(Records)
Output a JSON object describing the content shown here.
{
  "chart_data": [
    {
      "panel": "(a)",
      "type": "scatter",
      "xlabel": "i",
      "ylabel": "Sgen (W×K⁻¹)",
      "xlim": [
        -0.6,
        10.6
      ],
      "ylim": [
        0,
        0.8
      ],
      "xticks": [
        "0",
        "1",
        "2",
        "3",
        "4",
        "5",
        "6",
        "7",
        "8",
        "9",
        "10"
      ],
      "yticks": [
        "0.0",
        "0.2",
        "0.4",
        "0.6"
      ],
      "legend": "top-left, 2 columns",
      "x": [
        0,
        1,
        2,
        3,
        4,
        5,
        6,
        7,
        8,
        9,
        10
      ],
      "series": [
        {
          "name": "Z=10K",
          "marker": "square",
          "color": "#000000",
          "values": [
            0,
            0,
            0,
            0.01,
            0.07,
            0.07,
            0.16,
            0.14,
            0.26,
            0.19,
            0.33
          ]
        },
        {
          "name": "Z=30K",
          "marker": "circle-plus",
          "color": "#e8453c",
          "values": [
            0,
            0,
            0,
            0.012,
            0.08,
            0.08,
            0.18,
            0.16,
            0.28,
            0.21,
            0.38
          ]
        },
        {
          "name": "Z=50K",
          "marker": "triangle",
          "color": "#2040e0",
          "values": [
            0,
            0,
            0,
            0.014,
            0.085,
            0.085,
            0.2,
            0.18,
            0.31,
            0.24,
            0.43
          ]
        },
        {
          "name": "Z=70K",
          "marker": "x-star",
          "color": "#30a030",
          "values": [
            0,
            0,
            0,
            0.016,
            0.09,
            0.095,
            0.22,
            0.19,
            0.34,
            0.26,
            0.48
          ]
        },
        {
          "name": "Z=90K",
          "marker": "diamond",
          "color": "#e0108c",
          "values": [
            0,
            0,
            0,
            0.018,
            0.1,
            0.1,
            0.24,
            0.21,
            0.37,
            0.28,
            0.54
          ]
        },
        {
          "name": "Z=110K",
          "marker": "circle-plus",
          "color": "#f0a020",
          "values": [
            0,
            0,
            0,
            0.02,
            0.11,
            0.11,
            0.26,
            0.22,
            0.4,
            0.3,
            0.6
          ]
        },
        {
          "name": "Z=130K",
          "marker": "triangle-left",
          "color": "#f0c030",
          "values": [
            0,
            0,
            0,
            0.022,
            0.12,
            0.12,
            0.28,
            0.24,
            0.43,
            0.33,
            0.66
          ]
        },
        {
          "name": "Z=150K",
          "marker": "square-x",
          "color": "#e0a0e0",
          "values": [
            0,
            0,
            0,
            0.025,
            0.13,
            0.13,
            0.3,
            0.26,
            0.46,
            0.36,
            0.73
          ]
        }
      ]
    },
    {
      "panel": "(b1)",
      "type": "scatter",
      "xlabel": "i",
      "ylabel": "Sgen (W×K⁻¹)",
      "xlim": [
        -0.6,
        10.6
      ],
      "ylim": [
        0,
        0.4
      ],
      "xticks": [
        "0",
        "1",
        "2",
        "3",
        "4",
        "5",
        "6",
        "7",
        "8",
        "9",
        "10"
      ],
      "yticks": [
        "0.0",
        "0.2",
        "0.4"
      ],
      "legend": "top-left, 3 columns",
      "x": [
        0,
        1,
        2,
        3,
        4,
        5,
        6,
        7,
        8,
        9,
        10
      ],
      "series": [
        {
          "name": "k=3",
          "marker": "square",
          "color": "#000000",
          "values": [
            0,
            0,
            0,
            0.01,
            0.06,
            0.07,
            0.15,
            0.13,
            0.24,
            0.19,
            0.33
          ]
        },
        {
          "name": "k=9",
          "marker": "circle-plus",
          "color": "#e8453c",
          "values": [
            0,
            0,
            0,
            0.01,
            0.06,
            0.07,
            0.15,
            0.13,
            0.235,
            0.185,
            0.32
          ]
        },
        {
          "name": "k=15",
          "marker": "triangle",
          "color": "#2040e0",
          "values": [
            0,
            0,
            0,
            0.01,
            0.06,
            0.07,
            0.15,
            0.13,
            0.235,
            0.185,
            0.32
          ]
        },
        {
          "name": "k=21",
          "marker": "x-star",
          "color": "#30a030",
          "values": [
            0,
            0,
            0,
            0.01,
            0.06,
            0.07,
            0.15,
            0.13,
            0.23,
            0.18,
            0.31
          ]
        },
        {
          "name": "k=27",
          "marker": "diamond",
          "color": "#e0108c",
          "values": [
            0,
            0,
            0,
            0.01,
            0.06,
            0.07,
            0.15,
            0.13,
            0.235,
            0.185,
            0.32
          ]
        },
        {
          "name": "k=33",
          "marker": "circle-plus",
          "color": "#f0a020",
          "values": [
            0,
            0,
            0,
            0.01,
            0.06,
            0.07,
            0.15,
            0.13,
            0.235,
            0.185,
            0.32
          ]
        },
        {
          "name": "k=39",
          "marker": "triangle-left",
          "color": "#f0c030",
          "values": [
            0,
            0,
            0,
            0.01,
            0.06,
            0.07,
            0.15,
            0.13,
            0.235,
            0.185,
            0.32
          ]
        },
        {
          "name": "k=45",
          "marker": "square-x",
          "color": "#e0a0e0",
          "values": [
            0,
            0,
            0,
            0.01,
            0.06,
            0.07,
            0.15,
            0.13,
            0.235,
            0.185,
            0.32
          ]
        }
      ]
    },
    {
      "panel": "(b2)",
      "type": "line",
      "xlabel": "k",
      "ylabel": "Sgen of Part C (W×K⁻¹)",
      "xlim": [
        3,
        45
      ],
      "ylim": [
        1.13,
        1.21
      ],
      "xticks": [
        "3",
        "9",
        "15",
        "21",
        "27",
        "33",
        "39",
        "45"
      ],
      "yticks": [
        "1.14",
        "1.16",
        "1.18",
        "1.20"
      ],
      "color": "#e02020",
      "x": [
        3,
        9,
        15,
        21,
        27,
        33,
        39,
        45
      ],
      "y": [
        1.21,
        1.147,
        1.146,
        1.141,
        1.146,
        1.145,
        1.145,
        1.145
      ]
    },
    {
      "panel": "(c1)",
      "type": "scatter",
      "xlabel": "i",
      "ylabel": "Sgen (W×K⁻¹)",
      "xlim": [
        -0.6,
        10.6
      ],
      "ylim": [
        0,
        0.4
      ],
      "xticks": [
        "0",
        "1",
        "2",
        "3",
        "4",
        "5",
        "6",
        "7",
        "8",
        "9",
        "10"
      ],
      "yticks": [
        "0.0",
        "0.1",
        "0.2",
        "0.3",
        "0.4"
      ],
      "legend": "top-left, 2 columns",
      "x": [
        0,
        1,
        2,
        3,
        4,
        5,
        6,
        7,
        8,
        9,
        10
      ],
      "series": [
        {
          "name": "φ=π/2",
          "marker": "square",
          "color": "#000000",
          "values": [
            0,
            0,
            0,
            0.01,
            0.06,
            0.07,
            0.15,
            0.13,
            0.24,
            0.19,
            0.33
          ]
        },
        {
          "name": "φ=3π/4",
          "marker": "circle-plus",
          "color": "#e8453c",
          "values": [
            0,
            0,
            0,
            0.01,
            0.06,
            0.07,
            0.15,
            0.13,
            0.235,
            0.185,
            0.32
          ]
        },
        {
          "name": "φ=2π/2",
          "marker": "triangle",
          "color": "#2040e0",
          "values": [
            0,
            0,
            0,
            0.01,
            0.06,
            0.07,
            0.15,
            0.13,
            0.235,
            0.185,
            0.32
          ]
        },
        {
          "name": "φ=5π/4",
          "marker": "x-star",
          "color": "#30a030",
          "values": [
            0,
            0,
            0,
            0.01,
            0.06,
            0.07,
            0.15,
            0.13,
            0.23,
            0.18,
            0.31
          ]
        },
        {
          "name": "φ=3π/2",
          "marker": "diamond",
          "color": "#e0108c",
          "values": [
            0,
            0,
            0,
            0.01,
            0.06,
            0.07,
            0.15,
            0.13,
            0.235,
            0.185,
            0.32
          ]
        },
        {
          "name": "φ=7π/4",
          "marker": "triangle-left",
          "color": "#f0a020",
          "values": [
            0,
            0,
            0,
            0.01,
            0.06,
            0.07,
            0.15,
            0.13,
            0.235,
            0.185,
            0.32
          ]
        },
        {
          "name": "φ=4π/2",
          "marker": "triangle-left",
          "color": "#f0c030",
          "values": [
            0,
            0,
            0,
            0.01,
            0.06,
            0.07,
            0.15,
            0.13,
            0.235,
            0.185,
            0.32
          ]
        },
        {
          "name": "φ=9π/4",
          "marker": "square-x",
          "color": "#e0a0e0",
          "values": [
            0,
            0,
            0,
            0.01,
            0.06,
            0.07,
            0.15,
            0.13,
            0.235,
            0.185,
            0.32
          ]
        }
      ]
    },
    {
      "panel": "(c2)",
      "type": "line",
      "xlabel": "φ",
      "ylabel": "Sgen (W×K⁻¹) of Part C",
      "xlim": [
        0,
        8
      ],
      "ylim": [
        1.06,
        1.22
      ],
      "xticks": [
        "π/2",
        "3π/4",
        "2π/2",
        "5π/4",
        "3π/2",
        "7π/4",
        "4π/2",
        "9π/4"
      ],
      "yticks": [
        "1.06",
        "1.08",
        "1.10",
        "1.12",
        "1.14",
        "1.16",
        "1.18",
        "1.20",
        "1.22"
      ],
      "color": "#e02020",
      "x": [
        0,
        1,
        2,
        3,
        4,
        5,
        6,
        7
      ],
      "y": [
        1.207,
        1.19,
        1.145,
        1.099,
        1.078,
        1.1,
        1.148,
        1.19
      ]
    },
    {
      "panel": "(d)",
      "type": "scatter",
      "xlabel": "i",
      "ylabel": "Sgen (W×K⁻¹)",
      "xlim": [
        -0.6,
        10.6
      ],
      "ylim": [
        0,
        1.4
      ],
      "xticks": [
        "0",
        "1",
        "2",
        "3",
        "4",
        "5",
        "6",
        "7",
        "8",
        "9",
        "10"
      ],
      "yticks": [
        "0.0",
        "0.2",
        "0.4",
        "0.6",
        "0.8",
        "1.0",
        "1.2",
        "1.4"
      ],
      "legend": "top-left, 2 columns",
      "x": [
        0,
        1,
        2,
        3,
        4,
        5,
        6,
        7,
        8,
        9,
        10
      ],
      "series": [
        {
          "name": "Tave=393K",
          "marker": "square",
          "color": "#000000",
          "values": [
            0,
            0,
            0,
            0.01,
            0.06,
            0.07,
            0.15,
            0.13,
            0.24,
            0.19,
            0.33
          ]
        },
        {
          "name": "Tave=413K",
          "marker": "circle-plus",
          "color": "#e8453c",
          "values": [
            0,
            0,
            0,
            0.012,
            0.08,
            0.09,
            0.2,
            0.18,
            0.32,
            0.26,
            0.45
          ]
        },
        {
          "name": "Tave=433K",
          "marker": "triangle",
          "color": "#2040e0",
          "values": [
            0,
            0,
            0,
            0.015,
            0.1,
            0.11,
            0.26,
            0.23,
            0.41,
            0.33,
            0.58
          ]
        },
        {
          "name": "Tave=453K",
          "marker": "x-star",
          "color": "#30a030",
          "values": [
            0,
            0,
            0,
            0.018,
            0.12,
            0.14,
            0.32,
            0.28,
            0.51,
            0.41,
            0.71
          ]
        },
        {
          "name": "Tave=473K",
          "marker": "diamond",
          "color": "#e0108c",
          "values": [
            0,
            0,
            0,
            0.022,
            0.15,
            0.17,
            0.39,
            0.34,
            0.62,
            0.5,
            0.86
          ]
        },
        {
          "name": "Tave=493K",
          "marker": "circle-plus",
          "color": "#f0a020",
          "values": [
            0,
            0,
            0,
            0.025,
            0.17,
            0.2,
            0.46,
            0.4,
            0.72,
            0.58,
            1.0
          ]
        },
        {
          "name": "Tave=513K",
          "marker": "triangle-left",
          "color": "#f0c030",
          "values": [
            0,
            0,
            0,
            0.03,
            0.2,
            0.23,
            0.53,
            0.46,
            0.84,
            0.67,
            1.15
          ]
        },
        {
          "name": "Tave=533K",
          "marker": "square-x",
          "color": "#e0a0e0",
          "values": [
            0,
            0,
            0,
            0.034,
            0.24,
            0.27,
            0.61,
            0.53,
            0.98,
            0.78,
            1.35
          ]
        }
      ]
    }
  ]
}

YOUR GOAL - Find every line in the entries that includes the word "panel", then state how many there are and nothing else.

COMPLETED TASK - 6